Your task: Transcribe the data in full and exactly, omitting any pictures.

Records to process:

────────────────────────────────────────

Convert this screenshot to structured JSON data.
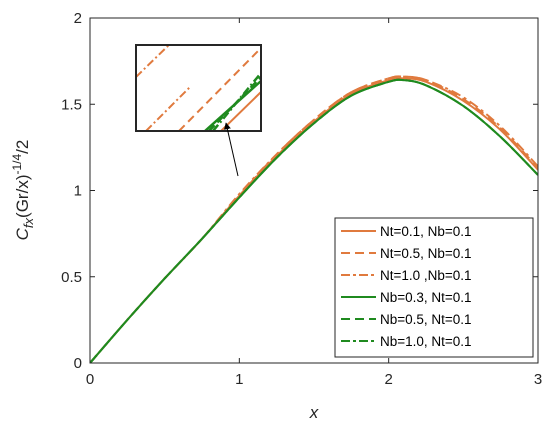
{
  "chart_data": {
    "type": "line",
    "xlabel": "x",
    "ylabel": {
      "c": "C",
      "fx_sub": "fx",
      "mid": "(Gr/x)",
      "sup": "-1/4",
      "tail": "/2"
    },
    "xlim": [
      0,
      3
    ],
    "ylim": [
      0,
      2
    ],
    "xticks": [
      0,
      1,
      2,
      3
    ],
    "xtick_labels": [
      "0",
      "1",
      "2",
      "3"
    ],
    "yticks": [
      0,
      0.5,
      1,
      1.5,
      2
    ],
    "ytick_labels": [
      "0",
      "0.5",
      "1",
      "1.5",
      "2"
    ],
    "grid": false,
    "legend_position": "lower-right",
    "x": [
      0,
      0.25,
      0.5,
      0.75,
      1.0,
      1.25,
      1.5,
      1.75,
      2.0,
      2.1,
      2.25,
      2.5,
      2.75,
      3.0
    ],
    "series": [
      {
        "name": "Nt=0.1, Nb=0.1",
        "color": "#e07a3e",
        "style": "solid",
        "values": [
          0,
          0.25,
          0.49,
          0.72,
          0.97,
          1.2,
          1.4,
          1.56,
          1.64,
          1.65,
          1.63,
          1.52,
          1.35,
          1.12
        ]
      },
      {
        "name": "Nt=0.5, Nb=0.1",
        "color": "#e07a3e",
        "style": "dashed",
        "values": [
          0,
          0.25,
          0.49,
          0.72,
          0.97,
          1.21,
          1.41,
          1.57,
          1.65,
          1.66,
          1.64,
          1.53,
          1.36,
          1.13
        ]
      },
      {
        "name": "Nt=1.0 ,Nb=0.1",
        "color": "#e07a3e",
        "style": "dashdot",
        "values": [
          0,
          0.25,
          0.49,
          0.72,
          0.98,
          1.21,
          1.41,
          1.57,
          1.65,
          1.66,
          1.64,
          1.54,
          1.37,
          1.14
        ]
      },
      {
        "name": "Nb=0.3, Nt=0.1",
        "color": "#1f8a1f",
        "style": "solid",
        "values": [
          0,
          0.25,
          0.49,
          0.72,
          0.96,
          1.19,
          1.39,
          1.55,
          1.63,
          1.64,
          1.61,
          1.49,
          1.31,
          1.09
        ]
      },
      {
        "name": "Nb=0.5, Nt=0.1",
        "color": "#1f8a1f",
        "style": "dashed",
        "values": [
          0,
          0.25,
          0.49,
          0.72,
          0.96,
          1.19,
          1.39,
          1.55,
          1.63,
          1.64,
          1.61,
          1.49,
          1.31,
          1.09
        ]
      },
      {
        "name": "Nb=1.0, Nt=0.1",
        "color": "#1f8a1f",
        "style": "dashdot",
        "values": [
          0,
          0.25,
          0.49,
          0.72,
          0.96,
          1.19,
          1.39,
          1.55,
          1.63,
          1.64,
          1.61,
          1.49,
          1.31,
          1.09
        ]
      }
    ],
    "inset": {
      "kind": "zoom",
      "target_x": 1.0,
      "target_y": 1.0
    }
  }
}
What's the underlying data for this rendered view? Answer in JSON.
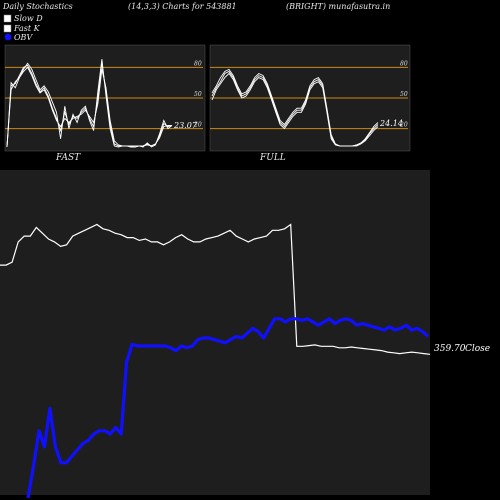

────────────────────────────────────────

The output:
Convert this screenshot to structured JSON data.
{
  "chart_data": {
    "type": "line",
    "xlabel": "x",
    "ylabel": {
      "c": "C",
      "fx_sub": "fx",
      "mid": "(Gr/x)",
      "sup": "-1/4",
      "tail": "/2"
    },
    "xlim": [
      0,
      3
    ],
    "ylim": [
      0,
      2
    ],
    "xticks": [
      0,
      1,
      2,
      3
    ],
    "xtick_labels": [
      "0",
      "1",
      "2",
      "3"
    ],
    "yticks": [
      0,
      0.5,
      1,
      1.5,
      2
    ],
    "ytick_labels": [
      "0",
      "0.5",
      "1",
      "1.5",
      "2"
    ],
    "grid": false,
    "legend_position": "lower-right",
    "x": [
      0,
      0.25,
      0.5,
      0.75,
      1.0,
      1.25,
      1.5,
      1.75,
      2.0,
      2.1,
      2.25,
      2.5,
      2.75,
      3.0
    ],
    "series": [
      {
        "name": "Nt=0.1, Nb=0.1",
        "color": "#e07a3e",
        "style": "solid",
        "values": [
          0,
          0.25,
          0.49,
          0.72,
          0.97,
          1.2,
          1.4,
          1.56,
          1.64,
          1.65,
          1.63,
          1.52,
          1.35,
          1.12
        ]
      },
      {
        "name": "Nt=0.5, Nb=0.1",
        "color": "#e07a3e",
        "style": "dashed",
        "values": [
          0,
          0.25,
          0.49,
          0.72,
          0.97,
          1.21,
          1.41,
          1.57,
          1.65,
          1.66,
          1.64,
          1.53,
          1.36,
          1.13
        ]
      },
      {
        "name": "Nt=1.0 ,Nb=0.1",
        "color": "#e07a3e",
        "style": "dashdot",
        "values": [
          0,
          0.25,
          0.49,
          0.72,
          0.98,
          1.21,
          1.41,
          1.57,
          1.65,
          1.66,
          1.64,
          1.54,
          1.37,
          1.14
        ]
      },
      {
        "name": "Nb=0.3, Nt=0.1",
        "color": "#1f8a1f",
        "style": "solid",
        "values": [
          0,
          0.25,
          0.49,
          0.72,
          0.96,
          1.19,
          1.39,
          1.55,
          1.63,
          1.64,
          1.61,
          1.49,
          1.31,
          1.09
        ]
      },
      {
        "name": "Nb=0.5, Nt=0.1",
        "color": "#1f8a1f",
        "style": "dashed",
        "values": [
          0,
          0.25,
          0.49,
          0.72,
          0.96,
          1.19,
          1.39,
          1.55,
          1.63,
          1.64,
          1.61,
          1.49,
          1.31,
          1.09
        ]
      },
      {
        "name": "Nb=1.0, Nt=0.1",
        "color": "#1f8a1f",
        "style": "dashdot",
        "values": [
          0,
          0.25,
          0.49,
          0.72,
          0.96,
          1.19,
          1.39,
          1.55,
          1.63,
          1.64,
          1.61,
          1.49,
          1.31,
          1.09
        ]
      }
    ],
    "inset": {
      "kind": "zoom",
      "target_x": 1.0,
      "target_y": 1.0
    }
  }
}
What's the underlying data for this rendered view? Answer in JSON.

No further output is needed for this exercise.